## What you need to do
Emit the data below verbatim, stripping out any pictures.

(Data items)
· · ·

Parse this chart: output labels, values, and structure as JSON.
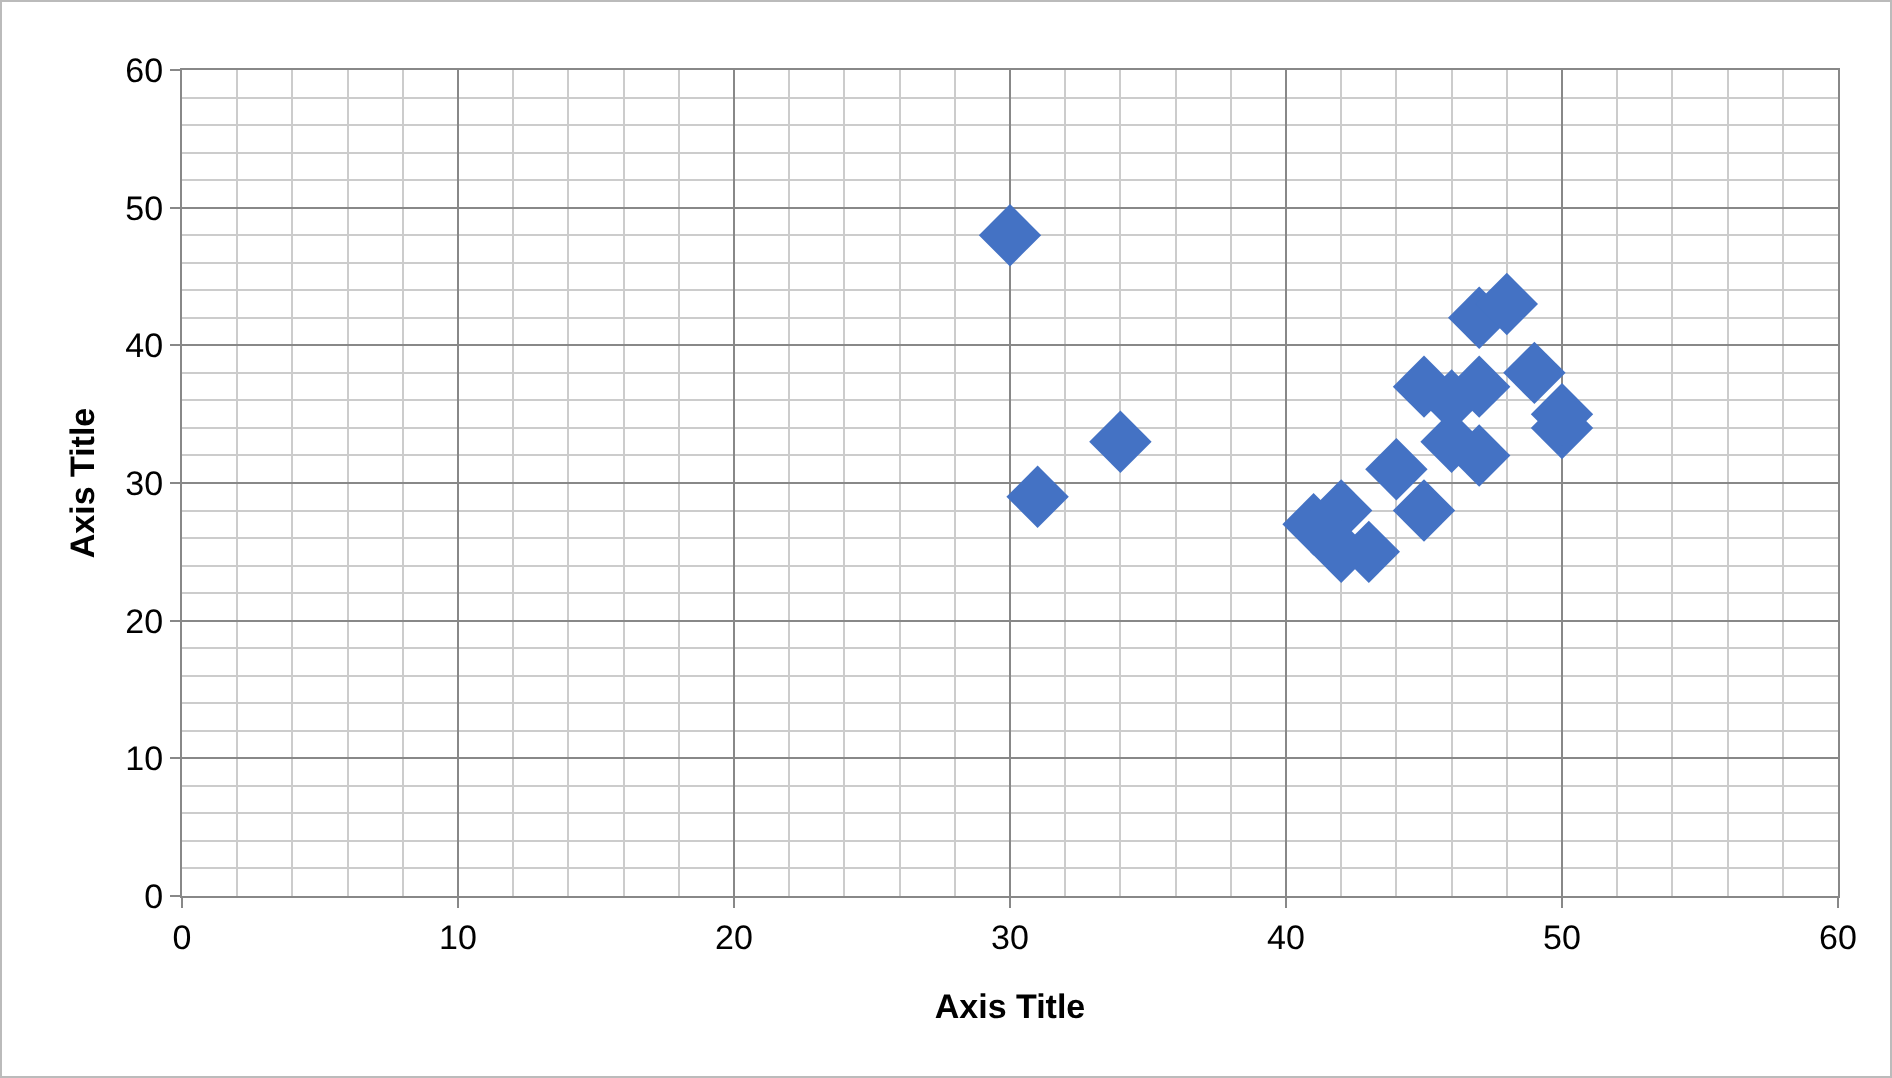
{
  "chart_data": {
    "type": "scatter",
    "xlabel": "Axis Title",
    "ylabel": "Axis Title",
    "x": [
      30,
      31,
      34,
      41,
      42,
      42,
      43,
      44,
      45,
      45,
      46,
      46,
      47,
      47,
      47,
      48,
      49,
      50,
      50
    ],
    "series": [
      {
        "color": "#4472c4",
        "values": [
          48,
          29,
          33,
          27,
          28,
          25,
          25,
          31,
          28,
          37,
          36,
          33,
          42,
          37,
          32,
          43,
          38,
          34,
          35
        ]
      }
    ],
    "xlim": [
      0,
      60
    ],
    "xticks": [
      0,
      10,
      20,
      30,
      40,
      50,
      60
    ],
    "ylim": [
      0,
      60
    ],
    "yticks": [
      0,
      10,
      20,
      30,
      40,
      50,
      60
    ],
    "grid": true,
    "marker": "diamond",
    "legend": false
  }
}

· · ·

## Worked answer
Parse this chart: output labels, values, and structure as JSON.
{
  "chart_data": {
    "type": "scatter",
    "xlabel": "Axis Title",
    "ylabel": "Axis Title",
    "x": [
      30,
      31,
      34,
      41,
      42,
      42,
      43,
      44,
      45,
      45,
      46,
      46,
      47,
      47,
      47,
      48,
      49,
      50,
      50
    ],
    "series": [
      {
        "color": "#4472c4",
        "values": [
          48,
          29,
          33,
          27,
          28,
          25,
          25,
          31,
          28,
          37,
          36,
          33,
          42,
          37,
          32,
          43,
          38,
          34,
          35
        ]
      }
    ],
    "xlim": [
      0,
      60
    ],
    "xticks": [
      0,
      10,
      20,
      30,
      40,
      50,
      60
    ],
    "ylim": [
      0,
      60
    ],
    "yticks": [
      0,
      10,
      20,
      30,
      40,
      50,
      60
    ],
    "grid": true,
    "marker": "diamond",
    "legend": false
  }
}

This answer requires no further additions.